Required work:
Each entry below is to be extracted exactly.

________

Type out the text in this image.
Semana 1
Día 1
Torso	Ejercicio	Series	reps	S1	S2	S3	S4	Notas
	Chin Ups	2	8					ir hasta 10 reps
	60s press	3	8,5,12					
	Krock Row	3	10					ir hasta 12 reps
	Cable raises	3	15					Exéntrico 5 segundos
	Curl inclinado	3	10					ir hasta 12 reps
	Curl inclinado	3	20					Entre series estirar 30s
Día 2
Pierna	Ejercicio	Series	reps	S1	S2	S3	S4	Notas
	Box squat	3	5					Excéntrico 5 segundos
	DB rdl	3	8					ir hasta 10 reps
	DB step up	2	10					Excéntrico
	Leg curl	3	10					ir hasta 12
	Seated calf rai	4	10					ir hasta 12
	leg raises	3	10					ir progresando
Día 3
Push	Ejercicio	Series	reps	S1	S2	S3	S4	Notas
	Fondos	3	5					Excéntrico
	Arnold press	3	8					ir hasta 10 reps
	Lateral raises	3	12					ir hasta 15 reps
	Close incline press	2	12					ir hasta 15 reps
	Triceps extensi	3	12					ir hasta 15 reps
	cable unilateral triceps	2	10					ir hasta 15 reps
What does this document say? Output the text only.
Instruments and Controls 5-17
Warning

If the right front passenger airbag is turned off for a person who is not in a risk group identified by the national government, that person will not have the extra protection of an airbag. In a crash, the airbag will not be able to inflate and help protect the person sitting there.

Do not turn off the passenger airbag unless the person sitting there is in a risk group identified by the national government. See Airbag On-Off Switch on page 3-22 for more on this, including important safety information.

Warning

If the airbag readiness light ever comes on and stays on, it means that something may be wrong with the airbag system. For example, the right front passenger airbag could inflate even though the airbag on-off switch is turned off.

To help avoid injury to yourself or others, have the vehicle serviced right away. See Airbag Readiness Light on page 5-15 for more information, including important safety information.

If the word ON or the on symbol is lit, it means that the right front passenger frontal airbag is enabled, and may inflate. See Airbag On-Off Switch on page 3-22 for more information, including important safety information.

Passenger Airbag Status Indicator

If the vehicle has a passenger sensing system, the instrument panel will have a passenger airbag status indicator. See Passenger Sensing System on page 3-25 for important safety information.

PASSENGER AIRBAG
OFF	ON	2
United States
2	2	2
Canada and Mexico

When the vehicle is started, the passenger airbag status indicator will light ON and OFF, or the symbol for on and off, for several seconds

________

Task result:
Type out the text in this image.
Semana 1
Día 1
Torso	Ejercicio	Series	reps	S1	S2	S3	S4	Notas
	Chin Ups	2	8					ir hasta 10 reps
	60s press	3	8,5,12					
	Krock Row	3	10					ir hasta 12 reps
	Cable raises	3	15					Exéntrico 5 segundos
	Curl inclinado	3	10					ir hasta 12 reps
	Curl inclinado	3	20					Entre series estirar 30s
Día 2
Pierna	Ejercicio	Series	reps	S1	S2	S3	S4	Notas
	Box squat	3	5					Excéntrico 5 segundos
	DB rdl	3	8					ir hasta 10 reps
	DB step up	2	10					Excéntrico
	Leg curl	3	10					ir hasta 12
	Seated calf rai	4	10					ir hasta 12
	leg raises	3	10					ir progresando
Día 3
Push	Ejercicio	Series	reps	S1	S2	S3	S4	Notas
	Fondos	3	5					Excéntrico
	Arnold press	3	8					ir hasta 10 reps
	Lateral raises	3	12					ir hasta 15 reps
	Close incline press	2	12					ir hasta 15 reps
	Triceps extensi	3	12					ir hasta 15 reps
	cable unilateral triceps	2	10					ir hasta 15 reps
What does this document say? Output the text only.
Instruments and Controls 5-17
Warning

If the right front passenger airbag is turned off for a person who is not in a risk group identified by the national government, that person will not have the extra protection of an airbag. In a crash, the airbag will not be able to inflate and help protect the person sitting there.

Do not turn off the passenger airbag unless the person sitting there is in a risk group identified by the national government. See Airbag On-Off Switch on page 3-22 for more on this, including important safety information.

Warning

If the airbag readiness light ever comes on and stays on, it means that something may be wrong with the airbag system. For example, the right front passenger airbag could inflate even though the airbag on-off switch is turned off.

To help avoid injury to yourself or others, have the vehicle serviced right away. See Airbag Readiness Light on page 5-15 for more information, including important safety information.

If the word ON or the on symbol is lit, it means that the right front passenger frontal airbag is enabled, and may inflate. See Airbag On-Off Switch on page 3-22 for more information, including important safety information.

Passenger Airbag Status Indicator

If the vehicle has a passenger sensing system, the instrument panel will have a passenger airbag status indicator. See Passenger Sensing System on page 3-25 for important safety information.

PASSENGER AIRBAG
OFF	ON	2
United States
2	2	2
Canada and Mexico

When the vehicle is started, the passenger airbag status indicator will light ON and OFF, or the symbol for on and off, for several seconds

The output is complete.